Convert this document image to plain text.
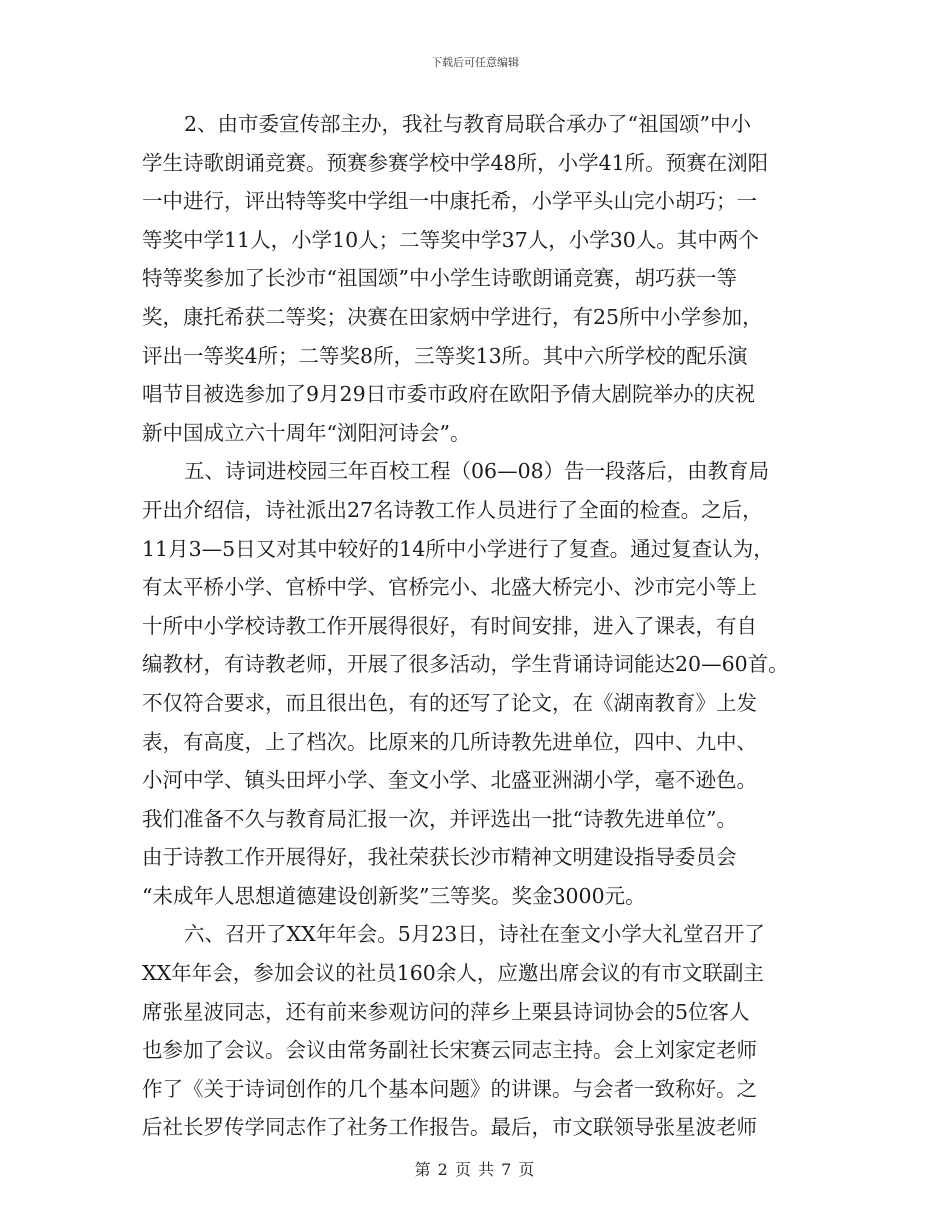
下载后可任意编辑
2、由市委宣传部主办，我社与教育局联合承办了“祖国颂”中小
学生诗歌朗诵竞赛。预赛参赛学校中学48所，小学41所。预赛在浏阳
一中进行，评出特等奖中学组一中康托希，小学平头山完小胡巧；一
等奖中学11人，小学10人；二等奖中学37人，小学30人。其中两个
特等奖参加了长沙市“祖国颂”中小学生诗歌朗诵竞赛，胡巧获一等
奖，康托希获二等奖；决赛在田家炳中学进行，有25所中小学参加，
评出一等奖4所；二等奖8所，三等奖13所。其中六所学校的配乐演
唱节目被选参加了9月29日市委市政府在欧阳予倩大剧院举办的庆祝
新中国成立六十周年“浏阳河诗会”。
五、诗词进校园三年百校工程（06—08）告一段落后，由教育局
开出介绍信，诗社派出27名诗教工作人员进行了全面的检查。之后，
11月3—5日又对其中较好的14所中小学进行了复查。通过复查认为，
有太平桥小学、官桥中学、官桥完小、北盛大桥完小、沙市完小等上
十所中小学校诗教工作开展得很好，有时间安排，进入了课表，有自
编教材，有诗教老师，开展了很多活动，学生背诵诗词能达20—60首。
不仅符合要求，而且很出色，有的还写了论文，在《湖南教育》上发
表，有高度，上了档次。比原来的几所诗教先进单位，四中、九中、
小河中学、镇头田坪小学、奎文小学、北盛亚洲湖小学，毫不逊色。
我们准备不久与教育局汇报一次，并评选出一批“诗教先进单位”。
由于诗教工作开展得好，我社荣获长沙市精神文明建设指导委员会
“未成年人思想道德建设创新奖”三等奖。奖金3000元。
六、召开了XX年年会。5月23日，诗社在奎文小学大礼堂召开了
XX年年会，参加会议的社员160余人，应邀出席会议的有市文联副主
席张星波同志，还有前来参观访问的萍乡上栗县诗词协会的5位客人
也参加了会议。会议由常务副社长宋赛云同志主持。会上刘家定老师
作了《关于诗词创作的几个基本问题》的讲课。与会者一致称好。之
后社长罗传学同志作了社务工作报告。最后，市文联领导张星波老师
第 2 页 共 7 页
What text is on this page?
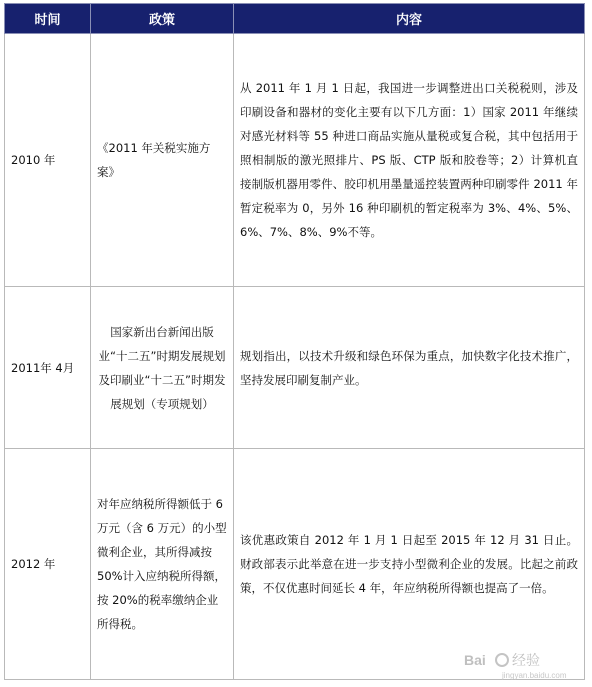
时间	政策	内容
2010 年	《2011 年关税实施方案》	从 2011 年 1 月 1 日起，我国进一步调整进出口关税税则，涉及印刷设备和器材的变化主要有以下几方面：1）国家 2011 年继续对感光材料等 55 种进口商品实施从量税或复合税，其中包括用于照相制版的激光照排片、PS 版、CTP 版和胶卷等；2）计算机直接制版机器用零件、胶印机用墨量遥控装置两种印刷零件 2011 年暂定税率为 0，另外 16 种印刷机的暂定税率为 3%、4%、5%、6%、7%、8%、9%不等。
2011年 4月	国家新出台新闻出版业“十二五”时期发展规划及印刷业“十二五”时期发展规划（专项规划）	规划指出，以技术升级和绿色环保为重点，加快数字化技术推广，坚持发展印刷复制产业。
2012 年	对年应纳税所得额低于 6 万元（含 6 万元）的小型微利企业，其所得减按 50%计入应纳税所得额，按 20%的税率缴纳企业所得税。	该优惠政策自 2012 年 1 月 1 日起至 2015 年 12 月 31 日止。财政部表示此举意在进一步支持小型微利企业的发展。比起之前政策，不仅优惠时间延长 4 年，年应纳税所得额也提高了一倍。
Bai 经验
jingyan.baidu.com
┄┄┄┄┄┄┄┄┄┄
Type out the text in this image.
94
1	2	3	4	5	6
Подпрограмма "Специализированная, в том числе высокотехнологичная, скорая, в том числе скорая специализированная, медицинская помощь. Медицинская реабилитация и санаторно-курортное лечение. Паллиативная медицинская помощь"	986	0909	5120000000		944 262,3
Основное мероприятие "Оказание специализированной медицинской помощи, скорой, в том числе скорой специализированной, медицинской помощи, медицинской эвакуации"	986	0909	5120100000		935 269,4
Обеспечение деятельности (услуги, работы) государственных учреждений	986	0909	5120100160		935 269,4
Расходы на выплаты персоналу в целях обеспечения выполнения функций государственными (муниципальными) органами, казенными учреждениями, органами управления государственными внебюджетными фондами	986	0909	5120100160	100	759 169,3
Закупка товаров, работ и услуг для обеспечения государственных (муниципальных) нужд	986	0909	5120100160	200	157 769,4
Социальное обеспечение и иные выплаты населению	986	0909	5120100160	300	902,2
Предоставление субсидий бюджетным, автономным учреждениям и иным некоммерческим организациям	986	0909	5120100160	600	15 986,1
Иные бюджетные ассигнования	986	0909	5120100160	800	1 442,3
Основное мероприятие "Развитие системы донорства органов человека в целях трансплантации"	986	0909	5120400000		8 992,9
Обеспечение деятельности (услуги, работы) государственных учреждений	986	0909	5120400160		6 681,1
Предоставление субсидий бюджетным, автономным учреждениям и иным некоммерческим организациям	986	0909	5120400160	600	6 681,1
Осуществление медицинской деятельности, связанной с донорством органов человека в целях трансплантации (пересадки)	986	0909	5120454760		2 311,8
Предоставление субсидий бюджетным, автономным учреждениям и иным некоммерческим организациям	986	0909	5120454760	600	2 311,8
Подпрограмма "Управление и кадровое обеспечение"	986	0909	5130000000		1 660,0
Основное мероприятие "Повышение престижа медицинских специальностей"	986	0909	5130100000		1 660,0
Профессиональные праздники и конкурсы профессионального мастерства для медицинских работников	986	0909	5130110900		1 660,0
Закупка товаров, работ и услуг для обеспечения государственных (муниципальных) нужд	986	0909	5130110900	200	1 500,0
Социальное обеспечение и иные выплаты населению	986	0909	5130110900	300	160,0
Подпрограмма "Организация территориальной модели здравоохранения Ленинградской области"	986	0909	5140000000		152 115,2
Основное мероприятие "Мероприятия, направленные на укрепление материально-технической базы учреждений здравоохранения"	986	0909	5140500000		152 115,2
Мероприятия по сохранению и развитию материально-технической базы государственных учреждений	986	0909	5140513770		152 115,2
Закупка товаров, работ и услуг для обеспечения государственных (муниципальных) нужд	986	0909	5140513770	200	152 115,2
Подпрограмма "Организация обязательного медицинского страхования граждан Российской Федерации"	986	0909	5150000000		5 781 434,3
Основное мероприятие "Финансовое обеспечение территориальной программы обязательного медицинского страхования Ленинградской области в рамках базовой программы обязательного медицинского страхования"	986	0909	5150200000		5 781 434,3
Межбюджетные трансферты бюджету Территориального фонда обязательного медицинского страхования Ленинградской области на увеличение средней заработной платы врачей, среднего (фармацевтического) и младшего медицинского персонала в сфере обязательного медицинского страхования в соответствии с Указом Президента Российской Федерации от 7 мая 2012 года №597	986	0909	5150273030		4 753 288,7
┄┄┄┄┄┄┄┄┄┄
** Stated problem **
Of all the lines above, how many contain the word "базы"? Give the number and nothing else.

** The result **
2